**TASK TO COMPLETE**
Extract, from the listing that follows, each line containing the word "characterisation".

═════ RECORDS TO USE ═════

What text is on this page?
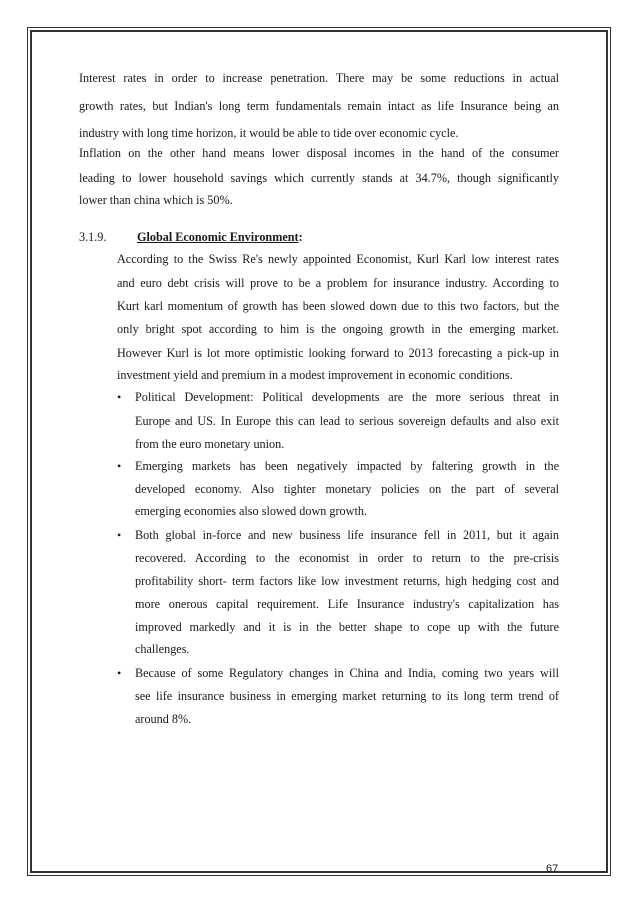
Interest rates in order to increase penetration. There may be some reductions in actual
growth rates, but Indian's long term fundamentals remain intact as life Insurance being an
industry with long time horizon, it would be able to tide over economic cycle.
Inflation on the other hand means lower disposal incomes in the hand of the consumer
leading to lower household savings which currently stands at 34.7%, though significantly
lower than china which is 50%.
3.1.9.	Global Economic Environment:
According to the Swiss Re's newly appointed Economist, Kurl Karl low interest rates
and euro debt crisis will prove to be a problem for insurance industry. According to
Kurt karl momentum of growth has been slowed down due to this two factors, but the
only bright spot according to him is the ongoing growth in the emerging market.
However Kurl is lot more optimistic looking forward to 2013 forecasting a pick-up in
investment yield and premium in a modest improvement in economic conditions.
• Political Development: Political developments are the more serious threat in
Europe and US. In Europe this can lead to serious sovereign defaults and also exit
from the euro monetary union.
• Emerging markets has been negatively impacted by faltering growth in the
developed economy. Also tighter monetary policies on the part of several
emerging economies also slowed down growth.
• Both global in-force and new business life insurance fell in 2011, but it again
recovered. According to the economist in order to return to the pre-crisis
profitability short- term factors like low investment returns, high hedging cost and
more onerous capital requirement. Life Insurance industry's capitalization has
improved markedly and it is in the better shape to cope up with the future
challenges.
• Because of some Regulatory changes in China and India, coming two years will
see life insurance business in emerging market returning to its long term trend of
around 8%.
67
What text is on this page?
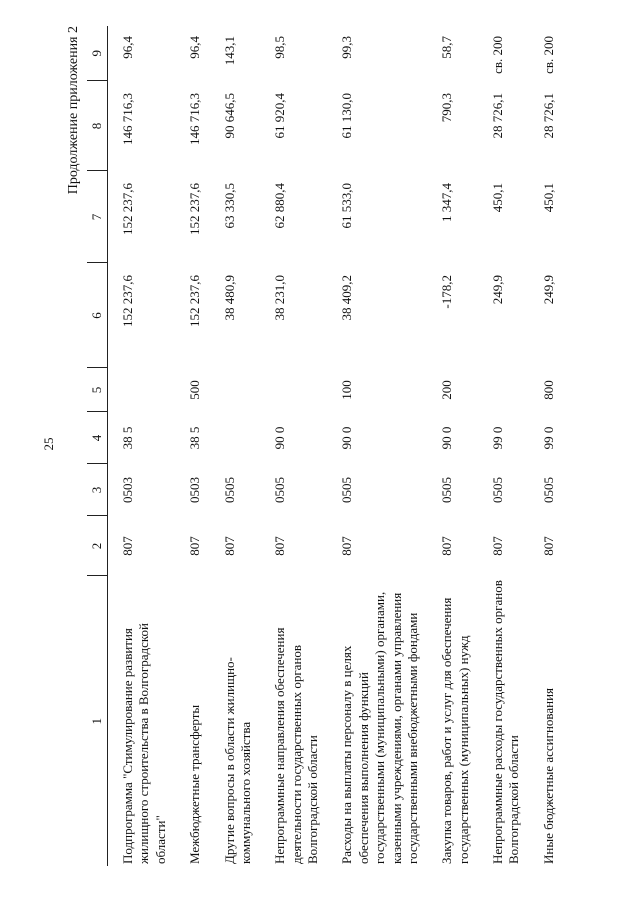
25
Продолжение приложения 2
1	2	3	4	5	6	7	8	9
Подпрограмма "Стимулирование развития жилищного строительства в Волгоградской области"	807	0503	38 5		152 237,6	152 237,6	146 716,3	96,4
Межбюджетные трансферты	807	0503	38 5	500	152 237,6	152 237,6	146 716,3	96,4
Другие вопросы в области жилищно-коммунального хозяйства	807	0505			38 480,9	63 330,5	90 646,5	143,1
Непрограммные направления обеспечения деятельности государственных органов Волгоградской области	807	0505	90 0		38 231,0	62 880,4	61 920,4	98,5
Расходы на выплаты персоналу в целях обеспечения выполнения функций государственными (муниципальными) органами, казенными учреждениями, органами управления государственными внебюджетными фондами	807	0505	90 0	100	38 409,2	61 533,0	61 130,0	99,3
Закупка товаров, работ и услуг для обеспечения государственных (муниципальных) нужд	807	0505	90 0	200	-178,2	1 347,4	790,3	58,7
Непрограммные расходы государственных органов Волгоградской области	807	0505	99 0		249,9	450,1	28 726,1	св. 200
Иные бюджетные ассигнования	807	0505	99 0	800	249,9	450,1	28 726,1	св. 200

═════
═════ RECORDS TO USE ═════

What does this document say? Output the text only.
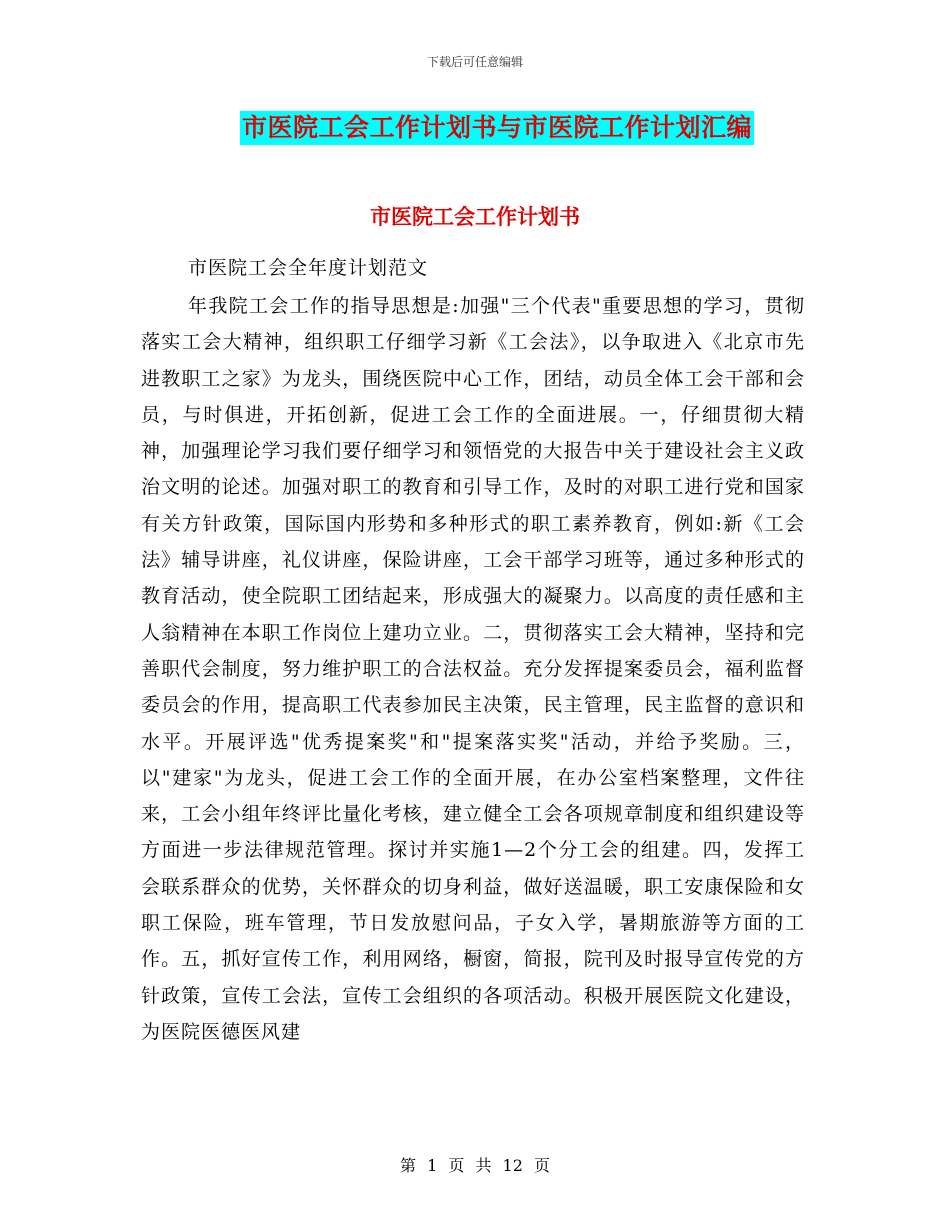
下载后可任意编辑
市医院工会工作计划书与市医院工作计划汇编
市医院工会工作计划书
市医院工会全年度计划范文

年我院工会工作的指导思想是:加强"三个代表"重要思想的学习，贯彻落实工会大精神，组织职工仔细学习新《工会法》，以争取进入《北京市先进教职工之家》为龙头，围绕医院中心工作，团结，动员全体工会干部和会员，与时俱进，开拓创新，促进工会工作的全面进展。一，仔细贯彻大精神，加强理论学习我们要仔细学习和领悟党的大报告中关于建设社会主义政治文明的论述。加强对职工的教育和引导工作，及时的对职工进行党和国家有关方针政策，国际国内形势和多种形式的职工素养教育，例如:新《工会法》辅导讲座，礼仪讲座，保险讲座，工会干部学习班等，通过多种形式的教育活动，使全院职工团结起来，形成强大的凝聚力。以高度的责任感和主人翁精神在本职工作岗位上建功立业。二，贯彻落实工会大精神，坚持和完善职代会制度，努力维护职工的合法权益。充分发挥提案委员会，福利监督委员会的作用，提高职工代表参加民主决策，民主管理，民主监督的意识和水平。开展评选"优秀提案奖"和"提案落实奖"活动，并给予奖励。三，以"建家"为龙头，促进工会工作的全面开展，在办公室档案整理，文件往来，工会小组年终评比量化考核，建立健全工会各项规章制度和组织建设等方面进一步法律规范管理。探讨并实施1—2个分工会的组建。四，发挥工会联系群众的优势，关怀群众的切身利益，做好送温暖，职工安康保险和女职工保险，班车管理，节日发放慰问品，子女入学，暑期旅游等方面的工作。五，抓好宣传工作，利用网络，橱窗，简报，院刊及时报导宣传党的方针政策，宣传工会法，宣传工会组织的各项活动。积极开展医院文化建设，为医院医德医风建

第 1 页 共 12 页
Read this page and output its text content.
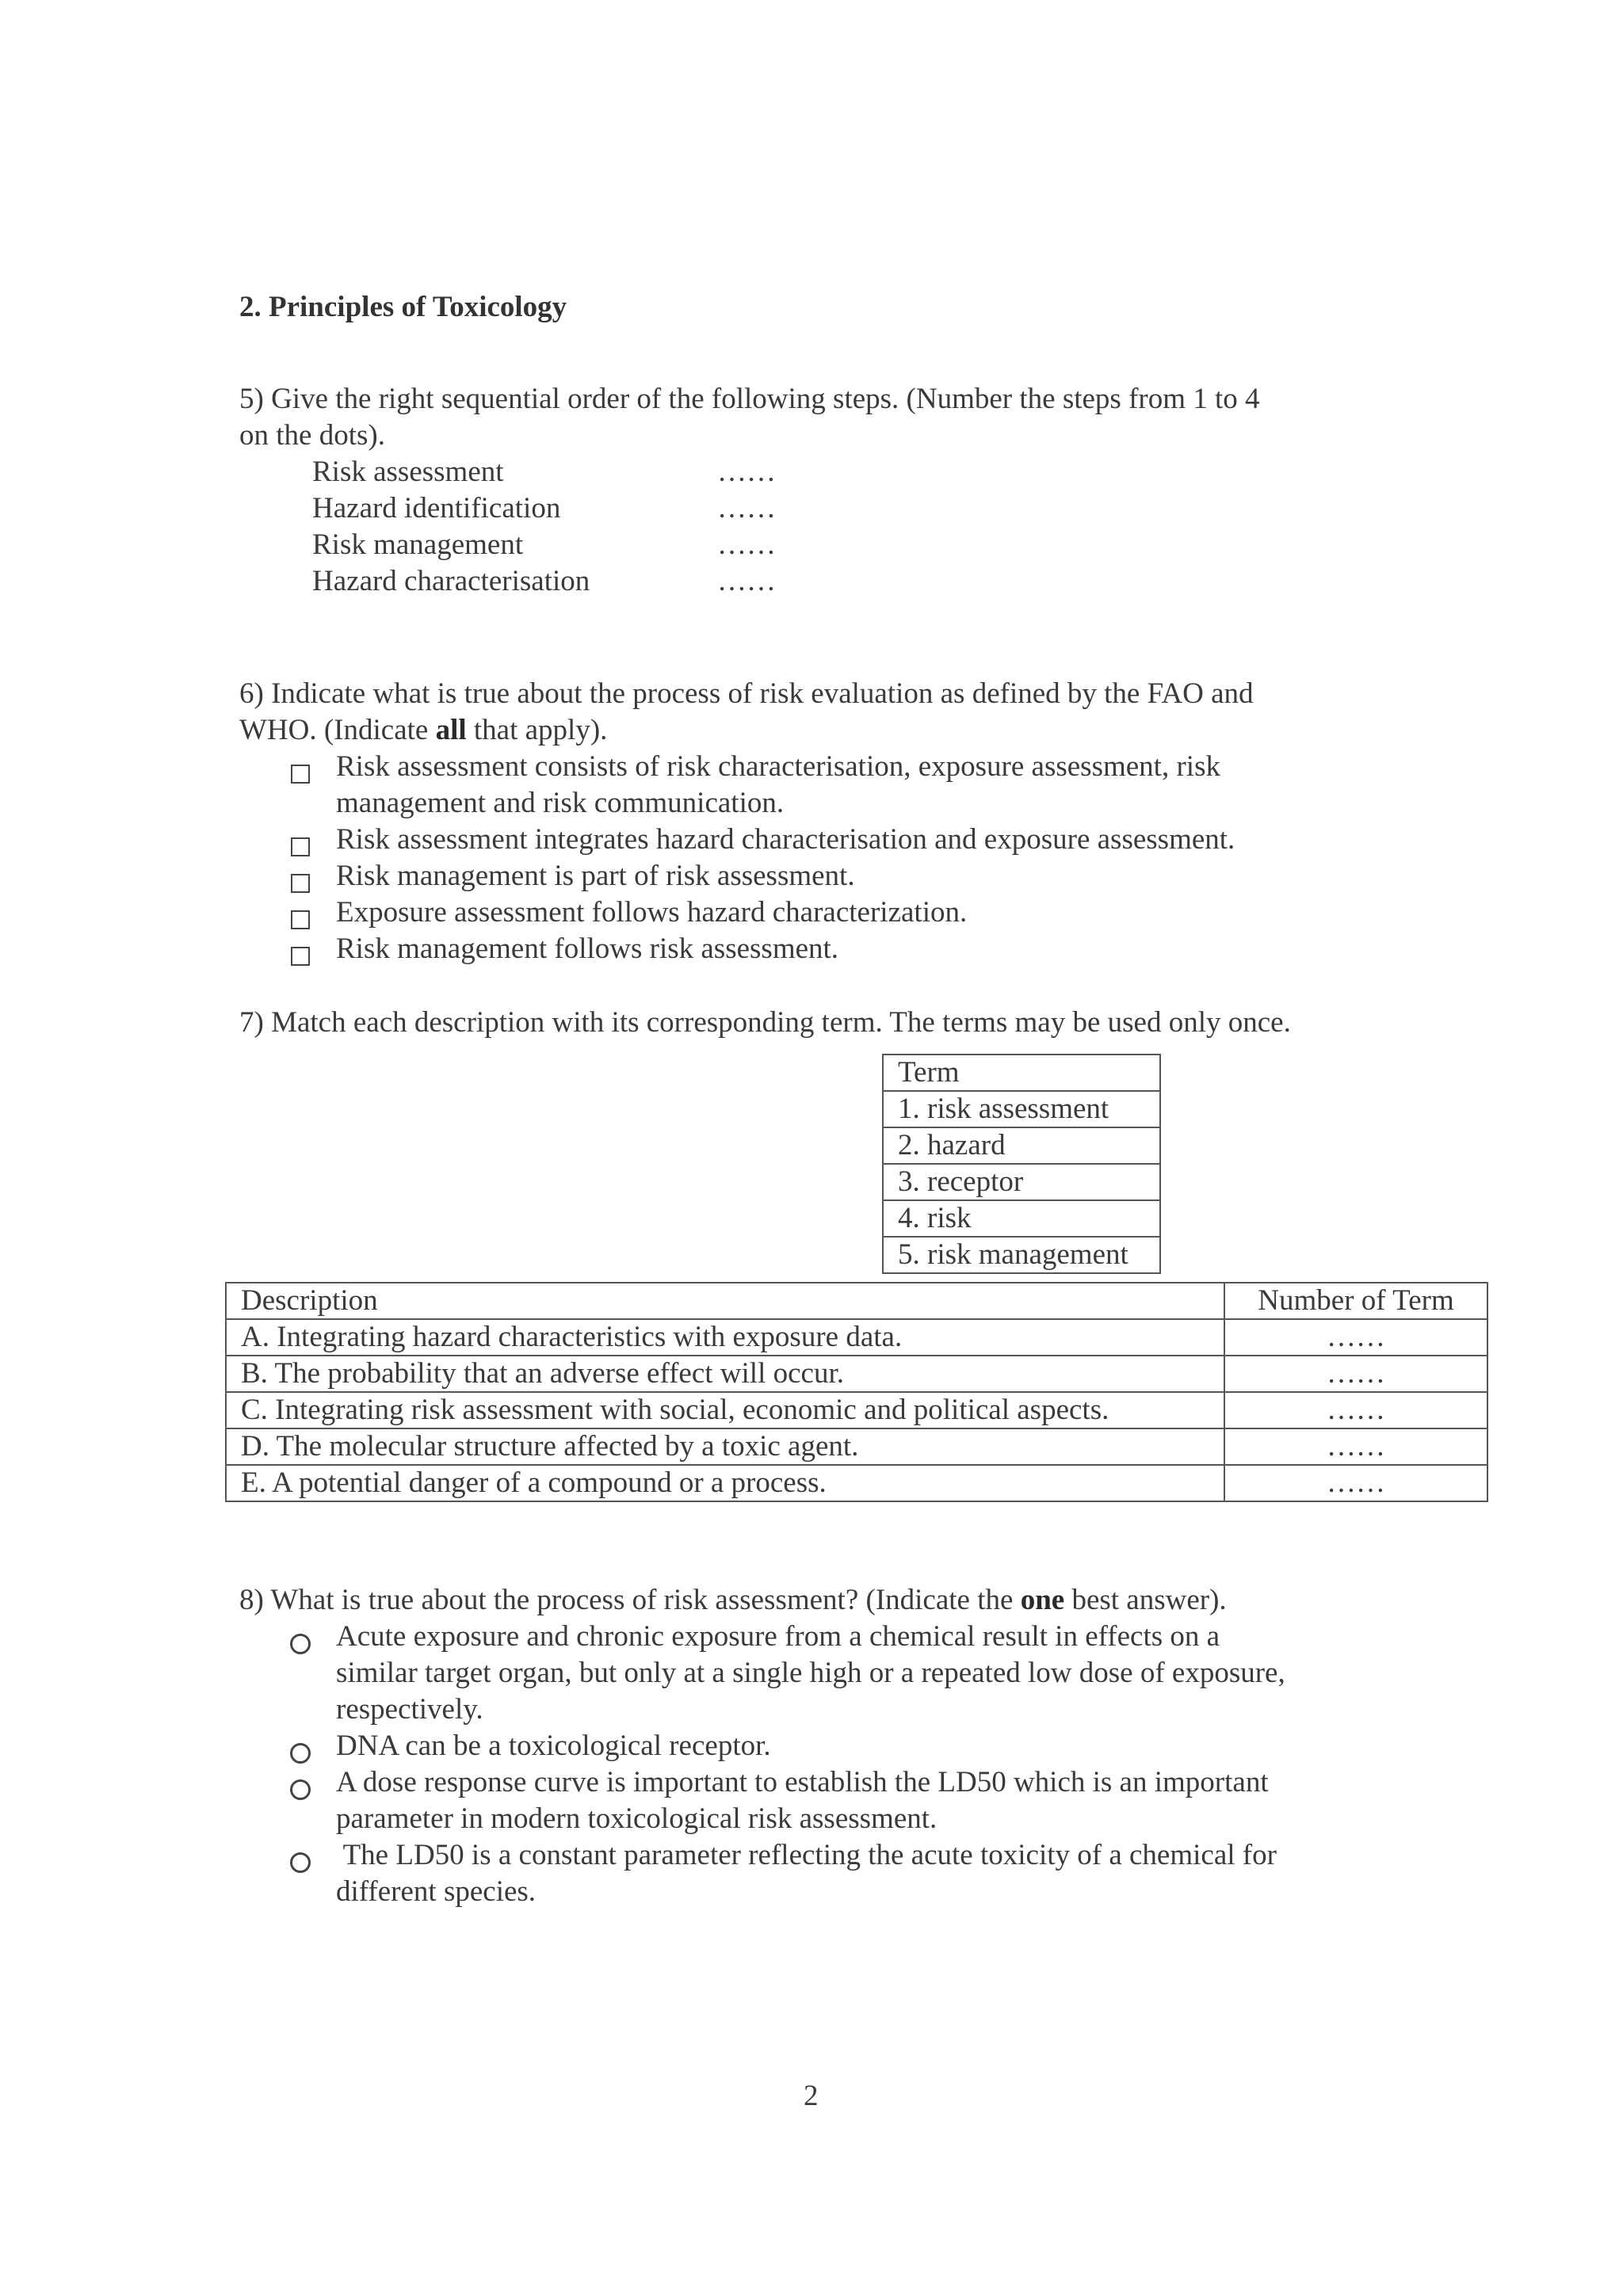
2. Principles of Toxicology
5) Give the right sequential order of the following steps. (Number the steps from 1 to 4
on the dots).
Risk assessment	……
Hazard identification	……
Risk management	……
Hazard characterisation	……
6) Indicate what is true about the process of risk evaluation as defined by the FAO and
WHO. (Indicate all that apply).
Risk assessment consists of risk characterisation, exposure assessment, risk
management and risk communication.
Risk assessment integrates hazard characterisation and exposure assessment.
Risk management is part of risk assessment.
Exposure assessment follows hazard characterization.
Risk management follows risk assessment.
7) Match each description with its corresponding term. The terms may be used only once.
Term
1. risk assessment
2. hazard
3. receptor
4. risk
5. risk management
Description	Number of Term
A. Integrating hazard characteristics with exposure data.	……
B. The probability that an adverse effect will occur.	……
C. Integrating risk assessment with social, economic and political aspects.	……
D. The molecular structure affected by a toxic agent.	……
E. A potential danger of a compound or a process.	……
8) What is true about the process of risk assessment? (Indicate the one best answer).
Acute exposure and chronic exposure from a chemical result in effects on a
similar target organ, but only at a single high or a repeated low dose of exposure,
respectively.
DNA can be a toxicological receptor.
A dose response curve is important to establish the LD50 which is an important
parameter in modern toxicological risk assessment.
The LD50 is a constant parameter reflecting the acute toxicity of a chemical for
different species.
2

═════

**TASK RESULT**
Hazard characterisation	……
Risk assessment consists of risk characterisation, exposure assessment, risk
Risk assessment integrates hazard characterisation and exposure assessment.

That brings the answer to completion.